WORK REQUIRED: Report how many lines in the records hold the string "Andrey"; give the number and nothing else.

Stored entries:
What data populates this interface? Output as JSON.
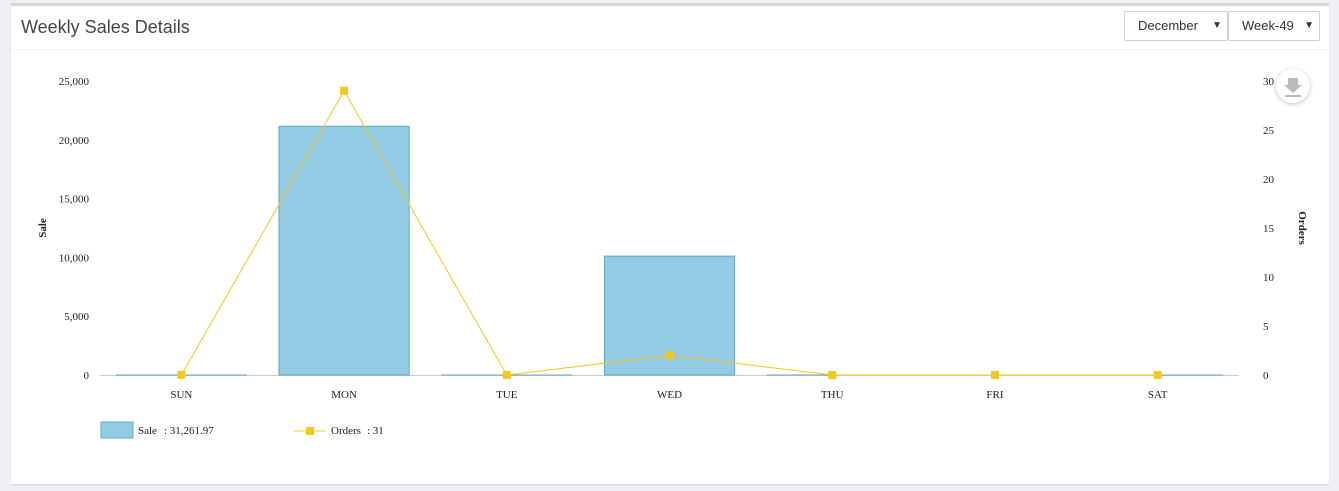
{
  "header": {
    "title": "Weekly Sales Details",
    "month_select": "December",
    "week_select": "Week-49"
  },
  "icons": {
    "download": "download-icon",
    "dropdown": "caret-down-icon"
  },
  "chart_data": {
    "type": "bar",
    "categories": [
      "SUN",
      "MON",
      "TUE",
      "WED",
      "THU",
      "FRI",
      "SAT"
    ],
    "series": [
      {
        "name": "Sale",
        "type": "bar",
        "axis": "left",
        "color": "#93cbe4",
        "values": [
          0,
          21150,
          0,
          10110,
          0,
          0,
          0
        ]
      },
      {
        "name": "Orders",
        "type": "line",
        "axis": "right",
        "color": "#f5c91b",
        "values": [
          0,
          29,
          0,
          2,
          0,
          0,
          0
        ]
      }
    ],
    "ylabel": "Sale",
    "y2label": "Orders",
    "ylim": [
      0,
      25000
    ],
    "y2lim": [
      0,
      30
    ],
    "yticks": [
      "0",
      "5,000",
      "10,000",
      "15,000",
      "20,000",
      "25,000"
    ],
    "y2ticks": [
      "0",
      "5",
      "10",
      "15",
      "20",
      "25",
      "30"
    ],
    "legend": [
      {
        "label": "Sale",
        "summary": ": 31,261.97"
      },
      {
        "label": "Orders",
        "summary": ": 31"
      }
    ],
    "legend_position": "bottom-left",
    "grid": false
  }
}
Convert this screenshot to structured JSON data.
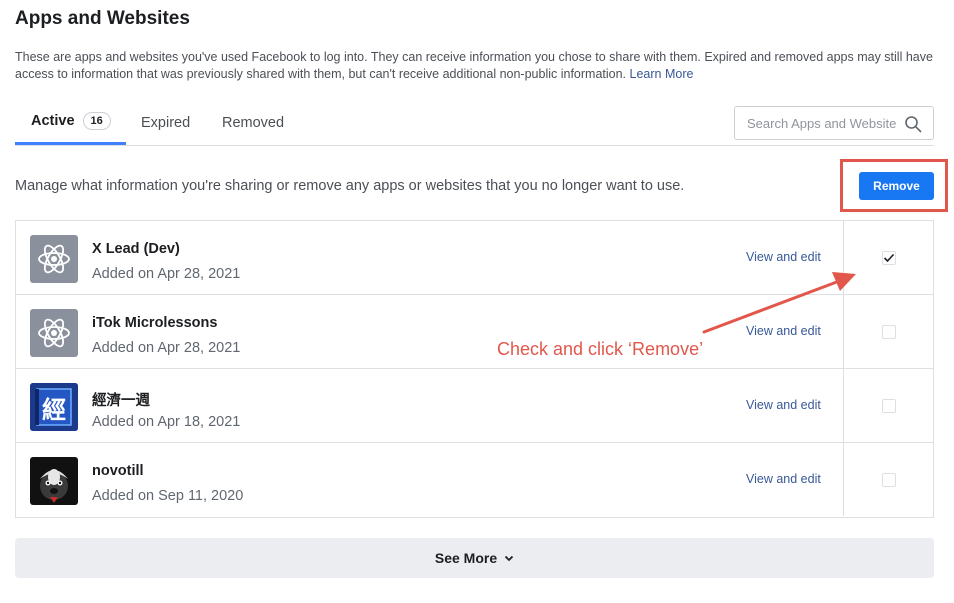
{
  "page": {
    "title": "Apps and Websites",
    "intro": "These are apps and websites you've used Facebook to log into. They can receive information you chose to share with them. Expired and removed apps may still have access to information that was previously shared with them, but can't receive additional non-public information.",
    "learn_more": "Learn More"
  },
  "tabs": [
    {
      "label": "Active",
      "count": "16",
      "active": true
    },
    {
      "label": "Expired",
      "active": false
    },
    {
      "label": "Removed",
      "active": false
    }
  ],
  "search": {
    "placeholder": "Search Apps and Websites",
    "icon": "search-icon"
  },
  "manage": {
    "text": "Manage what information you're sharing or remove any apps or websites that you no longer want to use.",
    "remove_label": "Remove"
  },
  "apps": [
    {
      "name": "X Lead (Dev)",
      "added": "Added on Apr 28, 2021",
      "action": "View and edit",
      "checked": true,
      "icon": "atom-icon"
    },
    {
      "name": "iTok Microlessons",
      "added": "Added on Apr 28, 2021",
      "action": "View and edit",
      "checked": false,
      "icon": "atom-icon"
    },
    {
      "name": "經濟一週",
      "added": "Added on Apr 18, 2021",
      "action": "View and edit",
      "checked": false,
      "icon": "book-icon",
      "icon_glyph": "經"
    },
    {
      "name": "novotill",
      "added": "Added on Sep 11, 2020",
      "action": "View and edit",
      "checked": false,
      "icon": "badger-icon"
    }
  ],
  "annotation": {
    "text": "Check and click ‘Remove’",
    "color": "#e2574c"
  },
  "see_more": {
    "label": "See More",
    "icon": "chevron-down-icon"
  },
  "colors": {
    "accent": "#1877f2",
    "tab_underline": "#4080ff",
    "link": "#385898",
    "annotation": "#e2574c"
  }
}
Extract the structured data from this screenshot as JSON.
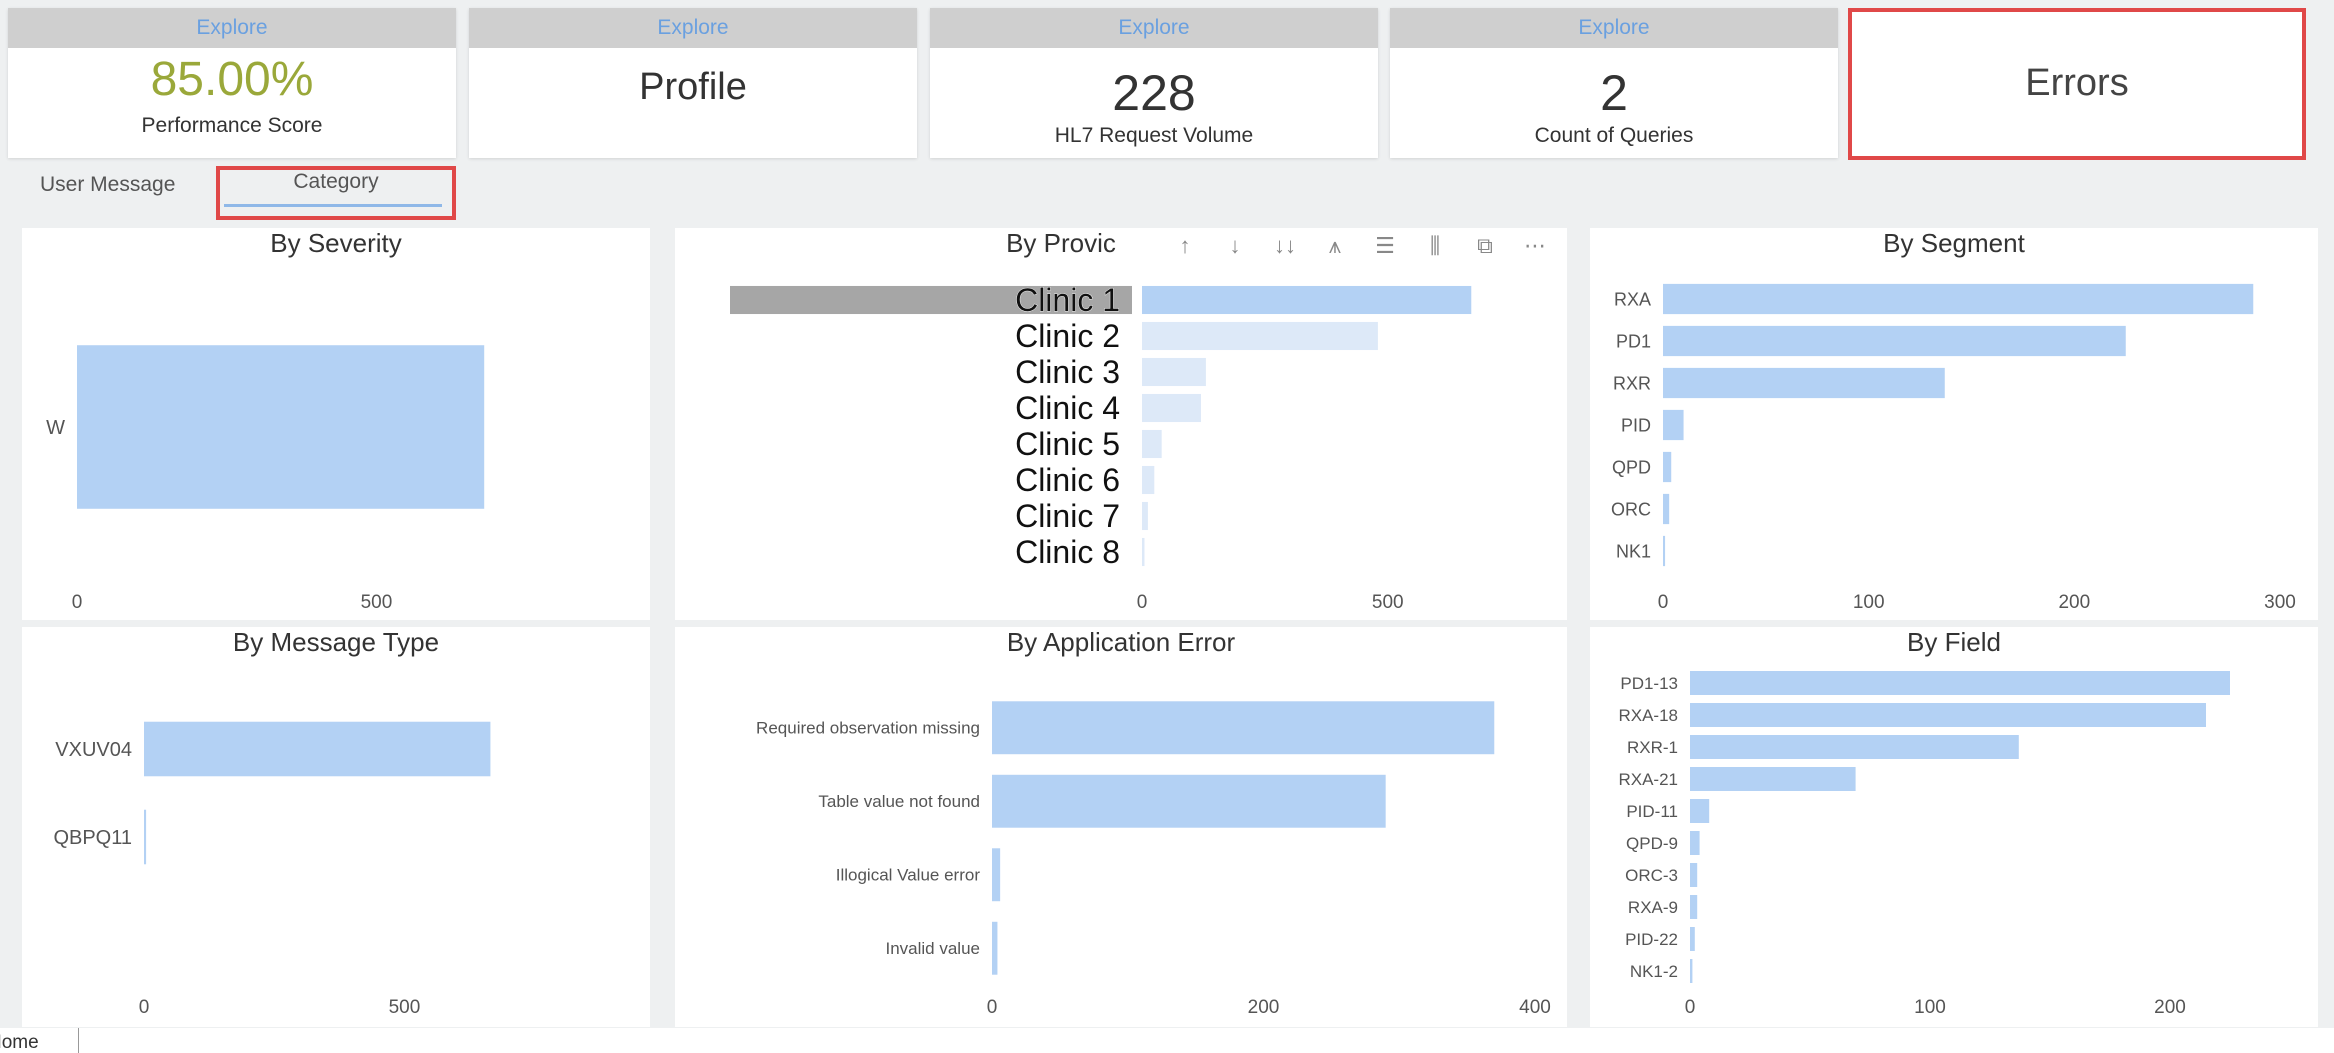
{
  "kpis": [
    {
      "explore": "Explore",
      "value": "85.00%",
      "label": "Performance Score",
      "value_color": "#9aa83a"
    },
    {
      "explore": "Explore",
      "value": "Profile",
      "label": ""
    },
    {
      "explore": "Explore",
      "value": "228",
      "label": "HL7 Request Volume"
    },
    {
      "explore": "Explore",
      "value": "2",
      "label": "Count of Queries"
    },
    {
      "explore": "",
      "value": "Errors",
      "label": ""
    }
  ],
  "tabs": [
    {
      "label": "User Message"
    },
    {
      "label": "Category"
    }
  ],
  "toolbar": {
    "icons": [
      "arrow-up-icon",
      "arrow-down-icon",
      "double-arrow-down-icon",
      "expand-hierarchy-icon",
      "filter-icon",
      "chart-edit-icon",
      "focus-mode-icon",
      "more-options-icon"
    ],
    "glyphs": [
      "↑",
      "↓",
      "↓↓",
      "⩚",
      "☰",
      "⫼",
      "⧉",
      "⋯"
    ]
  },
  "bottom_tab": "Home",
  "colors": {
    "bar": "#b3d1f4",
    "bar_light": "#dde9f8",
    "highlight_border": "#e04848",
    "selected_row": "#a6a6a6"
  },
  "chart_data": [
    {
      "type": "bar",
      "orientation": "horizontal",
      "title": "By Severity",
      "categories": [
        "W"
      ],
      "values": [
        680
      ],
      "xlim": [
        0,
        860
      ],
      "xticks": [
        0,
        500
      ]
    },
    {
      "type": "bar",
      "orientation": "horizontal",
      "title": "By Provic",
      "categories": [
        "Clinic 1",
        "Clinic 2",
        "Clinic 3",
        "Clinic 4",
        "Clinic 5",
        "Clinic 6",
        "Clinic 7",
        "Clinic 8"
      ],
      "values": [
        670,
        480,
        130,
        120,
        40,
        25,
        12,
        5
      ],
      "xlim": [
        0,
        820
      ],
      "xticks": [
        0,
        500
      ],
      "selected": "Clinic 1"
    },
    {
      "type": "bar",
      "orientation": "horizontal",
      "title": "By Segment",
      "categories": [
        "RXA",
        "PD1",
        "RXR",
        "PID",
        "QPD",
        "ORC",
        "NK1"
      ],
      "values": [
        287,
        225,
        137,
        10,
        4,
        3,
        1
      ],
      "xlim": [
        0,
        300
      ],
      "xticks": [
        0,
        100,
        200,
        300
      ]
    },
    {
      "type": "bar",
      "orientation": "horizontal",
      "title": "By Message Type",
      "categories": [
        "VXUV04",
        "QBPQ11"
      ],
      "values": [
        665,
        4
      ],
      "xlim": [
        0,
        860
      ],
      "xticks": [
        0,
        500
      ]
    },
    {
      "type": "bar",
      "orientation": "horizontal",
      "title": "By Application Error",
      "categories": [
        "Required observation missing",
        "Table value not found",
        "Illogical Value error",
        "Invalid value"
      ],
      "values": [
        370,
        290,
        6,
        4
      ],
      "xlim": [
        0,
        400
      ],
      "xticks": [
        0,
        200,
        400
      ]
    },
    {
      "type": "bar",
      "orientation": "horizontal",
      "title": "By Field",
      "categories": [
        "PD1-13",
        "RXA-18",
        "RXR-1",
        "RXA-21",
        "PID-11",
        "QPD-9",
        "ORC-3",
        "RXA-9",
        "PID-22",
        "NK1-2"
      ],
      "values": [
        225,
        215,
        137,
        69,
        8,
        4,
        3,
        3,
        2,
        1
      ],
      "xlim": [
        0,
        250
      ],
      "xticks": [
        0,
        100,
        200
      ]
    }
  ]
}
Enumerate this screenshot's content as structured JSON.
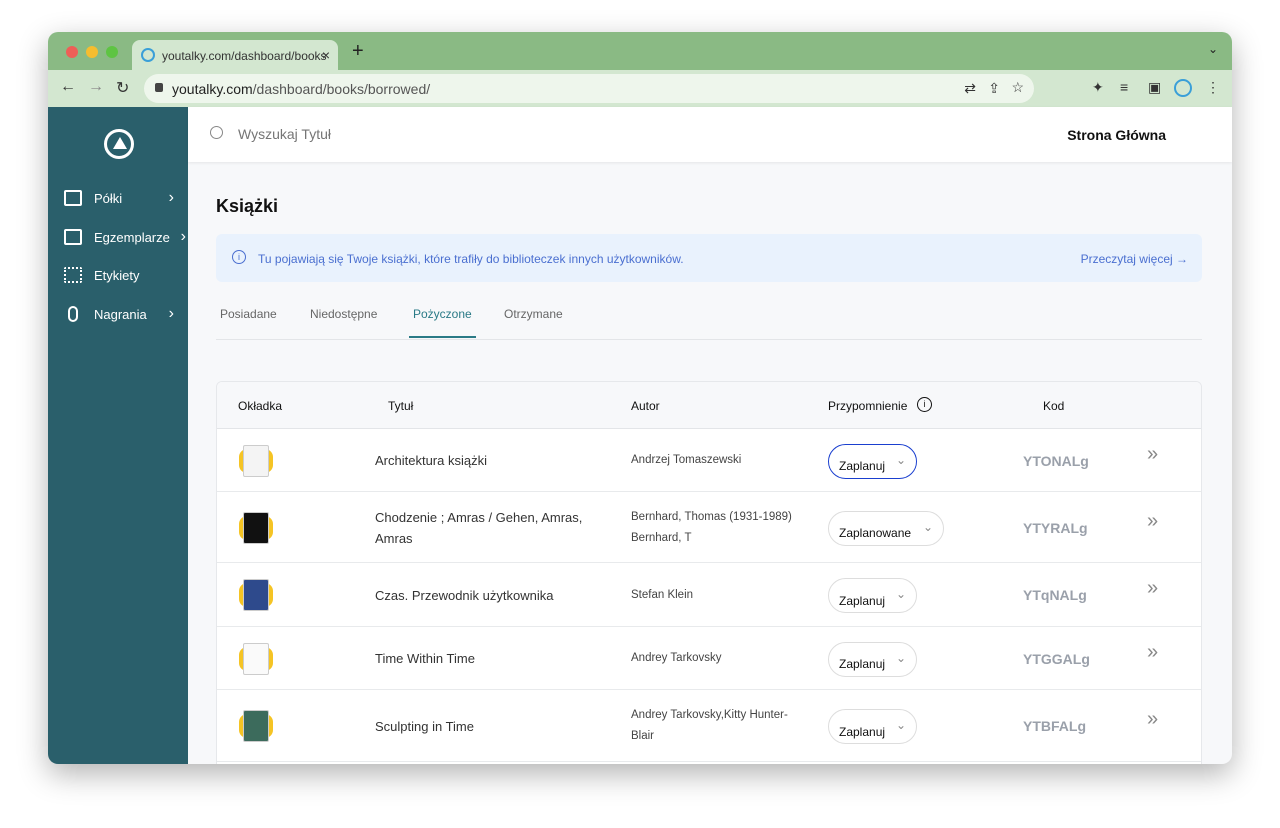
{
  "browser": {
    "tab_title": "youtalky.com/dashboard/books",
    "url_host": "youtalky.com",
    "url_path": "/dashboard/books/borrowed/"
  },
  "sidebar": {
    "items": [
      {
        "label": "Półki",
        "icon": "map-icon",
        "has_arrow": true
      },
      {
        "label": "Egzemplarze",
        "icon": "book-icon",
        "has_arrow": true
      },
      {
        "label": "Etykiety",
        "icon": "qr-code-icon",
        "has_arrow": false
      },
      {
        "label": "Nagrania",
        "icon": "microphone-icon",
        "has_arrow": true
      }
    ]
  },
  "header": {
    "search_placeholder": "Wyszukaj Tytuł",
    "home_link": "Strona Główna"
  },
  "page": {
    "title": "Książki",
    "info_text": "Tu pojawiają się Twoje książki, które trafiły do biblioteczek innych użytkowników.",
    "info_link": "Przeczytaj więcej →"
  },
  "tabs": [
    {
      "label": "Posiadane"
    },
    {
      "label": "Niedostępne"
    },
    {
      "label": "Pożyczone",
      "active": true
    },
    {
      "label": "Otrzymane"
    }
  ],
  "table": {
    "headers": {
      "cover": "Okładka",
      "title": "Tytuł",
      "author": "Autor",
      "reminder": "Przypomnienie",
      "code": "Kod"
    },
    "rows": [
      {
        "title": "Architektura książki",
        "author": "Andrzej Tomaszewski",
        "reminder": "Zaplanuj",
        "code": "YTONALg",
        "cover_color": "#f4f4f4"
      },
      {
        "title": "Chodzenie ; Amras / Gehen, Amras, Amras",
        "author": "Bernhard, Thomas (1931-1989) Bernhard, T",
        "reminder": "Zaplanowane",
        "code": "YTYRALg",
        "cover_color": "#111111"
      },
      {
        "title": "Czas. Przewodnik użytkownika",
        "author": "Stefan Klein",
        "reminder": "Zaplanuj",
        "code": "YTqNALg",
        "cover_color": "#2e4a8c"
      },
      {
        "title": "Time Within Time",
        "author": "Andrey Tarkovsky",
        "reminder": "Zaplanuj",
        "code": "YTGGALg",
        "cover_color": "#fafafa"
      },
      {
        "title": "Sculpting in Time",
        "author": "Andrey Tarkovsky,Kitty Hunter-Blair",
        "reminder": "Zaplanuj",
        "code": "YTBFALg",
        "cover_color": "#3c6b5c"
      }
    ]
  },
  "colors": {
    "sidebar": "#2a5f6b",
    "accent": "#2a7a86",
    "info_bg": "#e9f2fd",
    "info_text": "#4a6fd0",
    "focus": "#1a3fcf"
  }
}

WRITTEN REPLY: 2